:: Entries ::
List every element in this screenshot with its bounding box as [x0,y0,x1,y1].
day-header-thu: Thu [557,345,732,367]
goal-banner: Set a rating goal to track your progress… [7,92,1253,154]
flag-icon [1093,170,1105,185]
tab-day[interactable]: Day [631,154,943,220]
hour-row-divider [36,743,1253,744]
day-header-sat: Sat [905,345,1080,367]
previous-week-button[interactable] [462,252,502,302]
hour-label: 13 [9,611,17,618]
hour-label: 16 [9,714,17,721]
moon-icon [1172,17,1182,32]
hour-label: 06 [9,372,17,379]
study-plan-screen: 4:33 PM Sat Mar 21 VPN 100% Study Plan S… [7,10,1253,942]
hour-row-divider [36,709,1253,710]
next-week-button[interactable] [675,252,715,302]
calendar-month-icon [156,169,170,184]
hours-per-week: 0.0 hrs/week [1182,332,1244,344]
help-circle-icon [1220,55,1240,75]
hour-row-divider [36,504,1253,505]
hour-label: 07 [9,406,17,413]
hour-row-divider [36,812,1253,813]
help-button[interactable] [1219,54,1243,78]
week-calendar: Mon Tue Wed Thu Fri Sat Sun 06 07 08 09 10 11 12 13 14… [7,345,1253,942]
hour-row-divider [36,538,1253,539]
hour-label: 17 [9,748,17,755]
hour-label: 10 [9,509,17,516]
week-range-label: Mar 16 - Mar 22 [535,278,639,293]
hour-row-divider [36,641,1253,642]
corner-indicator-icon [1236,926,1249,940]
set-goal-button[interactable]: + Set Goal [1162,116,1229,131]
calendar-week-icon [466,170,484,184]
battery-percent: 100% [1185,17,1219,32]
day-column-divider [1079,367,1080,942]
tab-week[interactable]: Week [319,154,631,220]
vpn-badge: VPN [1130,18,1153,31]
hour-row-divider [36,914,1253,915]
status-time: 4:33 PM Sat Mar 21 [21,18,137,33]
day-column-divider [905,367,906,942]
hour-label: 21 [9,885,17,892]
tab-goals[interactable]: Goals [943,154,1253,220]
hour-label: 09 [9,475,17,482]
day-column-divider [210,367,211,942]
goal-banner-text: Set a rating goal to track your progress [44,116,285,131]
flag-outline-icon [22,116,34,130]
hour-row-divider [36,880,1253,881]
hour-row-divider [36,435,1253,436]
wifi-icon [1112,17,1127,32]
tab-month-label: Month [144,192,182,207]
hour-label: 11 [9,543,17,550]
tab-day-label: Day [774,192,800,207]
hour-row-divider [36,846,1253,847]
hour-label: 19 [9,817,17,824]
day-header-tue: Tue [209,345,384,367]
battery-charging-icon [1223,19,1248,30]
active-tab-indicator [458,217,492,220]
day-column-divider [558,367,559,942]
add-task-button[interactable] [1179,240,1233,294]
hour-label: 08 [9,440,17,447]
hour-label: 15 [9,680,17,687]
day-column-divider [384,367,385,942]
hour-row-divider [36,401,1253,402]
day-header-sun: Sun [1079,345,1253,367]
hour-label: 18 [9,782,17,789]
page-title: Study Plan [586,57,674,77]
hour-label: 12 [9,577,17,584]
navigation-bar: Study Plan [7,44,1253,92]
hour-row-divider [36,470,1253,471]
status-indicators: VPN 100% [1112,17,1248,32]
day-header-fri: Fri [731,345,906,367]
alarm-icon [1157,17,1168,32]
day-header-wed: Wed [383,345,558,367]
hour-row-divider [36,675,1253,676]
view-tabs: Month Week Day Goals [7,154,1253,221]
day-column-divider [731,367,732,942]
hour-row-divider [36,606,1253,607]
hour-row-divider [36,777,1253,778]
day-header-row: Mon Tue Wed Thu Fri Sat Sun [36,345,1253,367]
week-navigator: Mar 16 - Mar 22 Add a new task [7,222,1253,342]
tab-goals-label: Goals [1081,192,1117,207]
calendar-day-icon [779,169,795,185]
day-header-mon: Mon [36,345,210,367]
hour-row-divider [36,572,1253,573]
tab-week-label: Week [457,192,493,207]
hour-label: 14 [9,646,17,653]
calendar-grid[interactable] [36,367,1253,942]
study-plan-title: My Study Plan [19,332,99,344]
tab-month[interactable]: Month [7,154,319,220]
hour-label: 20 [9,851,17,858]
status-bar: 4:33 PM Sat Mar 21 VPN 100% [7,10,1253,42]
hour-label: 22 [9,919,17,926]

:: Your instructions ::
Convert the listing above into a Markdown table with the columns "Row" and "Line," giving each line a row number and omitting blank lines.

:: The answer ::
| Row | Line |
|---|---|
| 1 | List every element in this screenshot with its bounding box as [x0,y0,x1,y1]. |
| 2 | day-header-thu: Thu [557,345,732,367] |
| 3 | goal-banner: Set a rating goal to track your progress… [7,92,1253,154] |
| 4 | flag-icon [1093,170,1105,185] |
| 5 | tab-day[interactable]: Day [631,154,943,220] |
| 6 | hour-row-divider [36,743,1253,744] |
| 7 | day-header-sat: Sat [905,345,1080,367] |
| 8 | previous-week-button[interactable] [462,252,502,302] |
| 9 | hour-label: 13 [9,611,17,618] |
| 10 | hour-label: 16 [9,714,17,721] |
| 11 | moon-icon [1172,17,1182,32] |
| 12 | hour-label: 06 [9,372,17,379] |
| 13 | study-plan-screen: 4:33 PM Sat Mar 21 VPN 100% Study Plan S… [7,10,1253,942] |
| 14 | hour-row-divider [36,709,1253,710] |
| 15 | next-week-button[interactable] [675,252,715,302] |
| 16 | calendar-month-icon [156,169,170,184] |
| 17 | hours-per-week: 0.0 hrs/week [1182,332,1244,344] |
| 18 | help-circle-icon [1220,55,1240,75] |
| 19 | hour-row-divider [36,504,1253,505] |
| 20 | hour-label: 07 [9,406,17,413] |
| 21 | hour-row-divider [36,812,1253,813] |
| 22 | help-button[interactable] [1219,54,1243,78] |
| 23 | week-calendar: Mon Tue Wed Thu Fri Sat Sun 06 07 08 09 10 11 12 13 14… [7,345,1253,942] |
| 24 | hour-row-divider [36,538,1253,539] |
| 25 | hour-label: 17 [9,748,17,755] |
| 26 | hour-label: 10 [9,509,17,516] |
| 27 | week-range-label: Mar 16 - Mar 22 [535,278,639,293] |
| 28 | hour-row-divider [36,641,1253,642] |
| 29 | corner-indicator-icon [1236,926,1249,940] |
| 30 | set-goal-button[interactable]: + Set Goal [1162,116,1229,131] |
| 31 | calendar-week-icon [466,170,484,184] |
| 32 | battery-percent: 100% [1185,17,1219,32] |
| 33 | day-column-divider [1079,367,1080,942] |
| 34 | tab-week[interactable]: Week [319,154,631,220] |
| 35 | vpn-badge: VPN [1130,18,1153,31] |
| 36 | hour-row-divider [36,914,1253,915] |
| 37 | status-time: 4:33 PM Sat Mar 21 [21,18,137,33] |
| 38 | day-column-divider [905,367,906,942] |
| 39 | hour-label: 21 [9,885,17,892] |
| 40 | tab-goals[interactable]: Goals [943,154,1253,220] |
| 41 | hour-label: 09 [9,475,17,482] |
| 42 | day-column-divider [210,367,211,942] |
| 43 | goal-banner-text: Set a rating goal to track your progress [44,116,285,131] |
| 44 | flag-outline-icon [22,116,34,130] |
| 45 | hour-row-divider [36,880,1253,881] |
| 46 | hour-row-divider [36,435,1253,436] |
| 47 | wifi-icon [1112,17,1127,32] |
| 48 | tab-month-label: Month [144,192,182,207] |
| 49 | hour-label: 11 [9,543,17,550] |
| 50 | tab-day-label: Day [774,192,800,207] |
| 51 | hour-row-divider [36,846,1253,847] |
| 52 | hour-label: 19 [9,817,17,824] |
| 53 | day-header-tue: Tue [209,345,384,367] |
| 54 | battery-charging-icon [1223,19,1248,30] |
| 55 | active-tab-indicator [458,217,492,220] |
| 56 | day-column-divider [558,367,559,942] |
| 57 | add-task-button[interactable] [1179,240,1233,294] |
| 58 | hour-label: 08 [9,440,17,447] |
| 59 | hour-label: 15 [9,680,17,687] |
| 60 | day-column-divider [384,367,385,942] |
| 61 | hour-row-divider [36,401,1253,402] |
| 62 | day-header-sun: Sun [1079,345,1253,367] |
| 63 | hour-label: 18 [9,782,17,789] |
| 64 | page-title: Study Plan [586,57,674,77] |
| 65 | hour-label: 12 [9,577,17,584] |
| 66 | navigation-bar: Study Plan [7,44,1253,92] |
| 67 | hour-row-divider [36,470,1253,471] |
| 68 | status-indicators: VPN 100% [1112,17,1248,32] |
| 69 | day-header-fri: Fri [731,345,906,367] |
| 70 | alarm-icon [1157,17,1168,32] |
| 71 | day-header-wed: Wed [383,345,558,367] |
| 72 | hour-row-divider [36,675,1253,676] |
| 73 | view-tabs: Month Week Day Goals [7,154,1253,221] |
| 74 | day-column-divider [731,367,732,942] |
| 75 | hour-row-divider [36,606,1253,607] |
| 76 | hour-row-divider [36,777,1253,778] |
| 77 | day-header-row: Mon Tue Wed Thu Fri Sat Sun [36,345,1253,367] |
| 78 | week-navigator: Mar 16 - Mar 22 Add a new task [7,222,1253,342] |
| 79 | tab-goals-label: Goals [1081,192,1117,207] |
| 80 | calendar-day-icon [779,169,795,185] |
| 81 | day-header-mon: Mon [36,345,210,367] |
| 82 | hour-row-divider [36,572,1253,573] |
| 83 | tab-week-label: Week [457,192,493,207] |
| 84 | hour-label: 14 [9,646,17,653] |
| 85 | calendar-grid[interactable] [36,367,1253,942] |
| 86 | study-plan-title: My Study Plan [19,332,99,344] |
| 87 | tab-month[interactable]: Month [7,154,319,220] |
| 88 | hour-label: 20 [9,851,17,858] |
| 89 | status-bar: 4:33 PM Sat Mar 21 VPN 100% [7,10,1253,42] |
| 90 | hour-label: 22 [9,919,17,926] |